- Task
Write out the whole listing word for word.

- Supplied information
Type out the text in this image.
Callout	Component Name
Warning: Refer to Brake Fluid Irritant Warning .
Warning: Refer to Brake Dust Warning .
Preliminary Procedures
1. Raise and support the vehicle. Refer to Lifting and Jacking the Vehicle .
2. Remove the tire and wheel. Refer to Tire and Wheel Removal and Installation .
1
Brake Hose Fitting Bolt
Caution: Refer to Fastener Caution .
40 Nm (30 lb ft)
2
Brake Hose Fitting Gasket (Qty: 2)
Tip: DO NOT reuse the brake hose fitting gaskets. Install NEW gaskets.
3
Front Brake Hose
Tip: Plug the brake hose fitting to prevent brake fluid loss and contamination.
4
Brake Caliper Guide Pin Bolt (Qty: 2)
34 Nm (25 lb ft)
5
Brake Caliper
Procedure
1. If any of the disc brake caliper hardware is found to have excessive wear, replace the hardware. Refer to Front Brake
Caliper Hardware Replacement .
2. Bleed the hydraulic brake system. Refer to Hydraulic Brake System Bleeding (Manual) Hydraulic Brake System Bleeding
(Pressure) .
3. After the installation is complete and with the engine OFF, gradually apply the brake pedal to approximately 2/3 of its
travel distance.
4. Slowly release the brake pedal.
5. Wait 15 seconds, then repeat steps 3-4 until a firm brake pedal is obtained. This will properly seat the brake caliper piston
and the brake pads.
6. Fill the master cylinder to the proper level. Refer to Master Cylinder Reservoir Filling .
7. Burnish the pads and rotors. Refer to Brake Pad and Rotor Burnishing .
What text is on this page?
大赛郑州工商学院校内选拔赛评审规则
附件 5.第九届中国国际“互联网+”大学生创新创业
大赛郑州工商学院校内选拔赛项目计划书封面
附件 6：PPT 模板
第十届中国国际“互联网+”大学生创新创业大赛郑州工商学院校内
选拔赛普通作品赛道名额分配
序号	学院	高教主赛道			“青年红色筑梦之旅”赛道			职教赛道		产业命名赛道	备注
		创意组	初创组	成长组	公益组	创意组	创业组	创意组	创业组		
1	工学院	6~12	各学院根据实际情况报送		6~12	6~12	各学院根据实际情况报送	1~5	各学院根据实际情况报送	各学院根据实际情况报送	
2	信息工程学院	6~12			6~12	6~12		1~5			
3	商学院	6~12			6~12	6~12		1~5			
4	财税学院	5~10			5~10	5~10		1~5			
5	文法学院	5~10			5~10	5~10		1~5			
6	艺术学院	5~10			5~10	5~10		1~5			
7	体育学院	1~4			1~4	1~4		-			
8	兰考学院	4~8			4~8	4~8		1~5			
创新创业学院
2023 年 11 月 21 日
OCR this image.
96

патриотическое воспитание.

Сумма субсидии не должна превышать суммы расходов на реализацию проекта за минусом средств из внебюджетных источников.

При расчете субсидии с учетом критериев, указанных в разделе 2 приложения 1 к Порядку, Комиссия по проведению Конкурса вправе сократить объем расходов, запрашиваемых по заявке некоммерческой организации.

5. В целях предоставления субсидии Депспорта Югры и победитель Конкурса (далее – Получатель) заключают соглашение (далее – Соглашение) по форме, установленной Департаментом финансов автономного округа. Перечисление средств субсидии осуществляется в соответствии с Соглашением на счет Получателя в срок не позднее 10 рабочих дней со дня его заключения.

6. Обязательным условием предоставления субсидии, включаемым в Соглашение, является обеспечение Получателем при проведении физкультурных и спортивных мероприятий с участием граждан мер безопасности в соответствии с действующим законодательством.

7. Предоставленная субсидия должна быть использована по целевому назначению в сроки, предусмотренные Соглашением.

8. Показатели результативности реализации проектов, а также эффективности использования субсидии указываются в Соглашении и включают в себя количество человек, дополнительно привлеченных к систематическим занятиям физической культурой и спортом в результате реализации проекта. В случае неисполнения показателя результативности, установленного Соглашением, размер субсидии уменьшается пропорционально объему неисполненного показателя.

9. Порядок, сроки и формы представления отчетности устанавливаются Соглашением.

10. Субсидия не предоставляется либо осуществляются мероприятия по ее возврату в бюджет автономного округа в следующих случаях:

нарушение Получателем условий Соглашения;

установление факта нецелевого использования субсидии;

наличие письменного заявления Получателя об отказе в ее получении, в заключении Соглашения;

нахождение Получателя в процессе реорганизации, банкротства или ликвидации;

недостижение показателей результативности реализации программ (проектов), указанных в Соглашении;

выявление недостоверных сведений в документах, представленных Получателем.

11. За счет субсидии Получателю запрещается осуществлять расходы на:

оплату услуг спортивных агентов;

- Output of the task
Type out the text in this image.
Callout	Component Name
Warning: Refer to Brake Fluid Irritant Warning .
Warning: Refer to Brake Dust Warning .
Preliminary Procedures
1. Raise and support the vehicle. Refer to Lifting and Jacking the Vehicle .
2. Remove the tire and wheel. Refer to Tire and Wheel Removal and Installation .
1
Brake Hose Fitting Bolt
Caution: Refer to Fastener Caution .
40 Nm (30 lb ft)
2
Brake Hose Fitting Gasket (Qty: 2)
Tip: DO NOT reuse the brake hose fitting gaskets. Install NEW gaskets.
3
Front Brake Hose
Tip: Plug the brake hose fitting to prevent brake fluid loss and contamination.
4
Brake Caliper Guide Pin Bolt (Qty: 2)
34 Nm (25 lb ft)
5
Brake Caliper
Procedure
1. If any of the disc brake caliper hardware is found to have excessive wear, replace the hardware. Refer to Front Brake
Caliper Hardware Replacement .
2. Bleed the hydraulic brake system. Refer to Hydraulic Brake System Bleeding (Manual) Hydraulic Brake System Bleeding
(Pressure) .
3. After the installation is complete and with the engine OFF, gradually apply the brake pedal to approximately 2/3 of its
travel distance.
4. Slowly release the brake pedal.
5. Wait 15 seconds, then repeat steps 3-4 until a firm brake pedal is obtained. This will properly seat the brake caliper piston
and the brake pads.
6. Fill the master cylinder to the proper level. Refer to Master Cylinder Reservoir Filling .
7. Burnish the pads and rotors. Refer to Brake Pad and Rotor Burnishing .
What text is on this page?
大赛郑州工商学院校内选拔赛评审规则
附件 5.第九届中国国际“互联网+”大学生创新创业
大赛郑州工商学院校内选拔赛项目计划书封面
附件 6：PPT 模板
第十届中国国际“互联网+”大学生创新创业大赛郑州工商学院校内
选拔赛普通作品赛道名额分配
序号	学院	高教主赛道			“青年红色筑梦之旅”赛道			职教赛道		产业命名赛道	备注
		创意组	初创组	成长组	公益组	创意组	创业组	创意组	创业组		
1	工学院	6~12	各学院根据实际情况报送		6~12	6~12	各学院根据实际情况报送	1~5	各学院根据实际情况报送	各学院根据实际情况报送	
2	信息工程学院	6~12			6~12	6~12		1~5			
3	商学院	6~12			6~12	6~12		1~5			
4	财税学院	5~10			5~10	5~10		1~5			
5	文法学院	5~10			5~10	5~10		1~5			
6	艺术学院	5~10			5~10	5~10		1~5			
7	体育学院	1~4			1~4	1~4		-			
8	兰考学院	4~8			4~8	4~8		1~5			
创新创业学院
2023 年 11 月 21 日
OCR this image.
96

патриотическое воспитание.

Сумма субсидии не должна превышать суммы расходов на реализацию проекта за минусом средств из внебюджетных источников.

При расчете субсидии с учетом критериев, указанных в разделе 2 приложения 1 к Порядку, Комиссия по проведению Конкурса вправе сократить объем расходов, запрашиваемых по заявке некоммерческой организации.

5. В целях предоставления субсидии Депспорта Югры и победитель Конкурса (далее – Получатель) заключают соглашение (далее – Соглашение) по форме, установленной Департаментом финансов автономного округа. Перечисление средств субсидии осуществляется в соответствии с Соглашением на счет Получателя в срок не позднее 10 рабочих дней со дня его заключения.

6. Обязательным условием предоставления субсидии, включаемым в Соглашение, является обеспечение Получателем при проведении физкультурных и спортивных мероприятий с участием граждан мер безопасности в соответствии с действующим законодательством.

7. Предоставленная субсидия должна быть использована по целевому назначению в сроки, предусмотренные Соглашением.

8. Показатели результативности реализации проектов, а также эффективности использования субсидии указываются в Соглашении и включают в себя количество человек, дополнительно привлеченных к систематическим занятиям физической культурой и спортом в результате реализации проекта. В случае неисполнения показателя результативности, установленного Соглашением, размер субсидии уменьшается пропорционально объему неисполненного показателя.

9. Порядок, сроки и формы представления отчетности устанавливаются Соглашением.

10. Субсидия не предоставляется либо осуществляются мероприятия по ее возврату в бюджет автономного округа в следующих случаях:

нарушение Получателем условий Соглашения;

установление факта нецелевого использования субсидии;

наличие письменного заявления Получателя об отказе в ее получении, в заключении Соглашения;

нахождение Получателя в процессе реорганизации, банкротства или ликвидации;

недостижение показателей результативности реализации программ (проектов), указанных в Соглашении;

выявление недостоверных сведений в документах, представленных Получателем.

11. За счет субсидии Получателю запрещается осуществлять расходы на:

оплату услуг спортивных агентов;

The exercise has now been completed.